## Task details
The listing below should be copied in full, word for word.
--- Begin Provided data ---
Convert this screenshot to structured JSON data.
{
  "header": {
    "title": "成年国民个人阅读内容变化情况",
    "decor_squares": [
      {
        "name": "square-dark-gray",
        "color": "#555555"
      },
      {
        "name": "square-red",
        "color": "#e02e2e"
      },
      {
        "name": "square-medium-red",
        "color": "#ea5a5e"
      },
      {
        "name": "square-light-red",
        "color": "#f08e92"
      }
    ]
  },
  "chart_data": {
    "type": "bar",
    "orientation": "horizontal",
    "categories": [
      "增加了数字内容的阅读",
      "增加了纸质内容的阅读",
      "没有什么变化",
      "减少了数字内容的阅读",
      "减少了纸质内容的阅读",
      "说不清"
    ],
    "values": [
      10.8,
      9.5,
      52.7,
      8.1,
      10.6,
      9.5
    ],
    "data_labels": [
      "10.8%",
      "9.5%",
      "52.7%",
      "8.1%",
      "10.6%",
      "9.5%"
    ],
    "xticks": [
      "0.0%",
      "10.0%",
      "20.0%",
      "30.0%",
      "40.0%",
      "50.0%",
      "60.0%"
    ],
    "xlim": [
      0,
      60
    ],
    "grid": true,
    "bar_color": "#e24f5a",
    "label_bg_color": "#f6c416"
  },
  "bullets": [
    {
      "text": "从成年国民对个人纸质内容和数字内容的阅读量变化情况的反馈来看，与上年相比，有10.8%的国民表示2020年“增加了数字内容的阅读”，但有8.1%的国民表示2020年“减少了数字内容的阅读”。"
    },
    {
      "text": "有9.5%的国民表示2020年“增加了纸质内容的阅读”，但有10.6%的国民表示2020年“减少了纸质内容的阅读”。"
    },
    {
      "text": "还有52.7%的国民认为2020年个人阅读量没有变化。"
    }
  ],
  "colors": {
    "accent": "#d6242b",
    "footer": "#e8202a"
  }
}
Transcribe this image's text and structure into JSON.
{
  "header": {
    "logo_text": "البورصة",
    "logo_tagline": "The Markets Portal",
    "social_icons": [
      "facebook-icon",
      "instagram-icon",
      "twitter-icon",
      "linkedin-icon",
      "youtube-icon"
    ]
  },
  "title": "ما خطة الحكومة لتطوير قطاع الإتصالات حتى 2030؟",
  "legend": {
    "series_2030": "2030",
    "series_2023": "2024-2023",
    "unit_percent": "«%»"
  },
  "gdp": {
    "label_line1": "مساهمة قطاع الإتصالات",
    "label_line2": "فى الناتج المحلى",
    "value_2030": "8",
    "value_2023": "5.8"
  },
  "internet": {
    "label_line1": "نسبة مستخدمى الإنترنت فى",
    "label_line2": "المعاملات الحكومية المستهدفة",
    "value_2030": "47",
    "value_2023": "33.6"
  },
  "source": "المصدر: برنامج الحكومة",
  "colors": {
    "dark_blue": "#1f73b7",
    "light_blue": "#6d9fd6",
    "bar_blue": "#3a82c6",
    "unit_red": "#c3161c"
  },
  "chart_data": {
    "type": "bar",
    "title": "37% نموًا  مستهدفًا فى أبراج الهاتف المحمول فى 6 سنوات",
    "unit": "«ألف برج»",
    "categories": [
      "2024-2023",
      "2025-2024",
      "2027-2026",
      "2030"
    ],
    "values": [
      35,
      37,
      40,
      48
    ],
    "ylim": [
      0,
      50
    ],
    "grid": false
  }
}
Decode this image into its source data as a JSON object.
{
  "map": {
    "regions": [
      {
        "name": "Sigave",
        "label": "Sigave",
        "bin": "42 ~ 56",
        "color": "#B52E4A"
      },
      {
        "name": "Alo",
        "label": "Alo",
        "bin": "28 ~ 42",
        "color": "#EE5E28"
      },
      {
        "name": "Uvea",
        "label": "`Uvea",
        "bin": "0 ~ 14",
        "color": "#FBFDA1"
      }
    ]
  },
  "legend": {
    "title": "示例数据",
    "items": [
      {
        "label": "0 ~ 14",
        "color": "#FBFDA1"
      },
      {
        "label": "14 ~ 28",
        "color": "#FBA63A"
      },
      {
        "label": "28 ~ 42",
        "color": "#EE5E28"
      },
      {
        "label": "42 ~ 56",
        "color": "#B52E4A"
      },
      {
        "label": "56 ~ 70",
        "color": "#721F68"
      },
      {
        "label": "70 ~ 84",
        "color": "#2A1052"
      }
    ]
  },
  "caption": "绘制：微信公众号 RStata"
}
--- End Provided data ---
## Result of the exercise
Convert this screenshot to structured JSON data.
{
  "header": {
    "title": "成年国民个人阅读内容变化情况",
    "decor_squares": [
      {
        "name": "square-dark-gray",
        "color": "#555555"
      },
      {
        "name": "square-red",
        "color": "#e02e2e"
      },
      {
        "name": "square-medium-red",
        "color": "#ea5a5e"
      },
      {
        "name": "square-light-red",
        "color": "#f08e92"
      }
    ]
  },
  "chart_data": {
    "type": "bar",
    "orientation": "horizontal",
    "categories": [
      "增加了数字内容的阅读",
      "增加了纸质内容的阅读",
      "没有什么变化",
      "减少了数字内容的阅读",
      "减少了纸质内容的阅读",
      "说不清"
    ],
    "values": [
      10.8,
      9.5,
      52.7,
      8.1,
      10.6,
      9.5
    ],
    "data_labels": [
      "10.8%",
      "9.5%",
      "52.7%",
      "8.1%",
      "10.6%",
      "9.5%"
    ],
    "xticks": [
      "0.0%",
      "10.0%",
      "20.0%",
      "30.0%",
      "40.0%",
      "50.0%",
      "60.0%"
    ],
    "xlim": [
      0,
      60
    ],
    "grid": true,
    "bar_color": "#e24f5a",
    "label_bg_color": "#f6c416"
  },
  "bullets": [
    {
      "text": "从成年国民对个人纸质内容和数字内容的阅读量变化情况的反馈来看，与上年相比，有10.8%的国民表示2020年“增加了数字内容的阅读”，但有8.1%的国民表示2020年“减少了数字内容的阅读”。"
    },
    {
      "text": "有9.5%的国民表示2020年“增加了纸质内容的阅读”，但有10.6%的国民表示2020年“减少了纸质内容的阅读”。"
    },
    {
      "text": "还有52.7%的国民认为2020年个人阅读量没有变化。"
    }
  ],
  "colors": {
    "accent": "#d6242b",
    "footer": "#e8202a"
  }
}
Transcribe this image's text and structure into JSON.
{
  "header": {
    "logo_text": "البورصة",
    "logo_tagline": "The Markets Portal",
    "social_icons": [
      "facebook-icon",
      "instagram-icon",
      "twitter-icon",
      "linkedin-icon",
      "youtube-icon"
    ]
  },
  "title": "ما خطة الحكومة لتطوير قطاع الإتصالات حتى 2030؟",
  "legend": {
    "series_2030": "2030",
    "series_2023": "2024-2023",
    "unit_percent": "«%»"
  },
  "gdp": {
    "label_line1": "مساهمة قطاع الإتصالات",
    "label_line2": "فى الناتج المحلى",
    "value_2030": "8",
    "value_2023": "5.8"
  },
  "internet": {
    "label_line1": "نسبة مستخدمى الإنترنت فى",
    "label_line2": "المعاملات الحكومية المستهدفة",
    "value_2030": "47",
    "value_2023": "33.6"
  },
  "source": "المصدر: برنامج الحكومة",
  "colors": {
    "dark_blue": "#1f73b7",
    "light_blue": "#6d9fd6",
    "bar_blue": "#3a82c6",
    "unit_red": "#c3161c"
  },
  "chart_data": {
    "type": "bar",
    "title": "37% نموًا  مستهدفًا فى أبراج الهاتف المحمول فى 6 سنوات",
    "unit": "«ألف برج»",
    "categories": [
      "2024-2023",
      "2025-2024",
      "2027-2026",
      "2030"
    ],
    "values": [
      35,
      37,
      40,
      48
    ],
    "ylim": [
      0,
      50
    ],
    "grid": false
  }
}
Decode this image into its source data as a JSON object.
{
  "map": {
    "regions": [
      {
        "name": "Sigave",
        "label": "Sigave",
        "bin": "42 ~ 56",
        "color": "#B52E4A"
      },
      {
        "name": "Alo",
        "label": "Alo",
        "bin": "28 ~ 42",
        "color": "#EE5E28"
      },
      {
        "name": "Uvea",
        "label": "`Uvea",
        "bin": "0 ~ 14",
        "color": "#FBFDA1"
      }
    ]
  },
  "legend": {
    "title": "示例数据",
    "items": [
      {
        "label": "0 ~ 14",
        "color": "#FBFDA1"
      },
      {
        "label": "14 ~ 28",
        "color": "#FBA63A"
      },
      {
        "label": "28 ~ 42",
        "color": "#EE5E28"
      },
      {
        "label": "42 ~ 56",
        "color": "#B52E4A"
      },
      {
        "label": "56 ~ 70",
        "color": "#721F68"
      },
      {
        "label": "70 ~ 84",
        "color": "#2A1052"
      }
    ]
  },
  "caption": "绘制：微信公众号 RStata"
}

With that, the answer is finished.